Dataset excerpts
"""
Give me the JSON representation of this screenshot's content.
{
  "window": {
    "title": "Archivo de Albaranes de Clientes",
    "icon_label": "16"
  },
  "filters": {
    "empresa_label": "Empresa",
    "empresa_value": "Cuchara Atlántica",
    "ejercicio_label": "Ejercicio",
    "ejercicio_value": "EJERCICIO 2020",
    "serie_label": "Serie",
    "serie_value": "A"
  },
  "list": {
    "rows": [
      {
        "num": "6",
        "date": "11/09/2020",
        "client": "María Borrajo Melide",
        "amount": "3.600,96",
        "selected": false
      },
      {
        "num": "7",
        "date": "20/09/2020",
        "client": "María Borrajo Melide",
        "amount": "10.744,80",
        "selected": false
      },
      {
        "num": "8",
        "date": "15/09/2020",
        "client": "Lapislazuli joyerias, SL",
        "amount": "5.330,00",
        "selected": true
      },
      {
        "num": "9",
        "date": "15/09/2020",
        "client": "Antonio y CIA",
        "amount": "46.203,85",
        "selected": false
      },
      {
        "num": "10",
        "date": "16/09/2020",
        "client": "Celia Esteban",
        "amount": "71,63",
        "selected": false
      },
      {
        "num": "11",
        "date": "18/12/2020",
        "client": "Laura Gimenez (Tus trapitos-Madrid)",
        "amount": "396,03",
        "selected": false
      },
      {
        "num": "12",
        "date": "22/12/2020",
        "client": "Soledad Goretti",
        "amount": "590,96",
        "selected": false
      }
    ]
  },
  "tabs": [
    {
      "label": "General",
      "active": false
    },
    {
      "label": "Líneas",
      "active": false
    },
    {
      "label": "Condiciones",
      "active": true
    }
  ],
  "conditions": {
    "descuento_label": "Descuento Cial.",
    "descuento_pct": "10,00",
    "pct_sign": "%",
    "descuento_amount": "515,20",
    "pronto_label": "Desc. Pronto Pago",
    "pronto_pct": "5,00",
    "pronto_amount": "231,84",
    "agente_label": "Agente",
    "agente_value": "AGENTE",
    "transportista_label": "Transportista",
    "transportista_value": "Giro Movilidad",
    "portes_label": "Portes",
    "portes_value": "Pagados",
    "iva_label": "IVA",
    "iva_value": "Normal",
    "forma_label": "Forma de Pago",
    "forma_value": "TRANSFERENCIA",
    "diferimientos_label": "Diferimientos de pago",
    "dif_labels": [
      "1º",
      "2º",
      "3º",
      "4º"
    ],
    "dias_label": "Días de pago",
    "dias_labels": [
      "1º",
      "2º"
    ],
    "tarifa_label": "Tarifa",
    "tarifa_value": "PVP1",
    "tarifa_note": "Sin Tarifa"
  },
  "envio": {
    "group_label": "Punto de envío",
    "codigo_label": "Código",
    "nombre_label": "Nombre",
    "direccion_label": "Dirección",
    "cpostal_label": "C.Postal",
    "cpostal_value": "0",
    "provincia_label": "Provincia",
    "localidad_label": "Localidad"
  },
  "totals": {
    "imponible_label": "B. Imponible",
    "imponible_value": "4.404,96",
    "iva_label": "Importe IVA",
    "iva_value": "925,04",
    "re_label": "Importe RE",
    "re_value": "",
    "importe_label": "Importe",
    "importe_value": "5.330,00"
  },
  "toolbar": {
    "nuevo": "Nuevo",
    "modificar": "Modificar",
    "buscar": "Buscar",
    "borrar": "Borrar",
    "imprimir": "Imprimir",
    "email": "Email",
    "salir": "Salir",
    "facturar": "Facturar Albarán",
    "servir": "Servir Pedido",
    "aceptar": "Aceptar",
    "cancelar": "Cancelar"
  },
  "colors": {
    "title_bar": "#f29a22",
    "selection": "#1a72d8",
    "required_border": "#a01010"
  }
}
"""
Please give back all of the records exactly as written.

Give me the JSON representation of this screenshot's content.
{
  "window": {
    "title": "Archivo de Albaranes de Clientes",
    "icon_label": "16"
  },
  "filters": {
    "empresa_label": "Empresa",
    "empresa_value": "Cuchara Atlántica",
    "ejercicio_label": "Ejercicio",
    "ejercicio_value": "EJERCICIO 2020",
    "serie_label": "Serie",
    "serie_value": "A"
  },
  "list": {
    "rows": [
      {
        "num": "6",
        "date": "11/09/2020",
        "client": "María Borrajo Melide",
        "amount": "3.600,96",
        "selected": false
      },
      {
        "num": "7",
        "date": "20/09/2020",
        "client": "María Borrajo Melide",
        "amount": "10.744,80",
        "selected": false
      },
      {
        "num": "8",
        "date": "15/09/2020",
        "client": "Lapislazuli joyerias, SL",
        "amount": "5.330,00",
        "selected": true
      },
      {
        "num": "9",
        "date": "15/09/2020",
        "client": "Antonio y CIA",
        "amount": "46.203,85",
        "selected": false
      },
      {
        "num": "10",
        "date": "16/09/2020",
        "client": "Celia Esteban",
        "amount": "71,63",
        "selected": false
      },
      {
        "num": "11",
        "date": "18/12/2020",
        "client": "Laura Gimenez (Tus trapitos-Madrid)",
        "amount": "396,03",
        "selected": false
      },
      {
        "num": "12",
        "date": "22/12/2020",
        "client": "Soledad Goretti",
        "amount": "590,96",
        "selected": false
      }
    ]
  },
  "tabs": [
    {
      "label": "General",
      "active": false
    },
    {
      "label": "Líneas",
      "active": false
    },
    {
      "label": "Condiciones",
      "active": true
    }
  ],
  "conditions": {
    "descuento_label": "Descuento Cial.",
    "descuento_pct": "10,00",
    "pct_sign": "%",
    "descuento_amount": "515,20",
    "pronto_label": "Desc. Pronto Pago",
    "pronto_pct": "5,00",
    "pronto_amount": "231,84",
    "agente_label": "Agente",
    "agente_value": "AGENTE",
    "transportista_label": "Transportista",
    "transportista_value": "Giro Movilidad",
    "portes_label": "Portes",
    "portes_value": "Pagados",
    "iva_label": "IVA",
    "iva_value": "Normal",
    "forma_label": "Forma de Pago",
    "forma_value": "TRANSFERENCIA",
    "diferimientos_label": "Diferimientos de pago",
    "dif_labels": [
      "1º",
      "2º",
      "3º",
      "4º"
    ],
    "dias_label": "Días de pago",
    "dias_labels": [
      "1º",
      "2º"
    ],
    "tarifa_label": "Tarifa",
    "tarifa_value": "PVP1",
    "tarifa_note": "Sin Tarifa"
  },
  "envio": {
    "group_label": "Punto de envío",
    "codigo_label": "Código",
    "nombre_label": "Nombre",
    "direccion_label": "Dirección",
    "cpostal_label": "C.Postal",
    "cpostal_value": "0",
    "provincia_label": "Provincia",
    "localidad_label": "Localidad"
  },
  "totals": {
    "imponible_label": "B. Imponible",
    "imponible_value": "4.404,96",
    "iva_label": "Importe IVA",
    "iva_value": "925,04",
    "re_label": "Importe RE",
    "re_value": "",
    "importe_label": "Importe",
    "importe_value": "5.330,00"
  },
  "toolbar": {
    "nuevo": "Nuevo",
    "modificar": "Modificar",
    "buscar": "Buscar",
    "borrar": "Borrar",
    "imprimir": "Imprimir",
    "email": "Email",
    "salir": "Salir",
    "facturar": "Facturar Albarán",
    "servir": "Servir Pedido",
    "aceptar": "Aceptar",
    "cancelar": "Cancelar"
  },
  "colors": {
    "title_bar": "#f29a22",
    "selection": "#1a72d8",
    "required_border": "#a01010"
  }
}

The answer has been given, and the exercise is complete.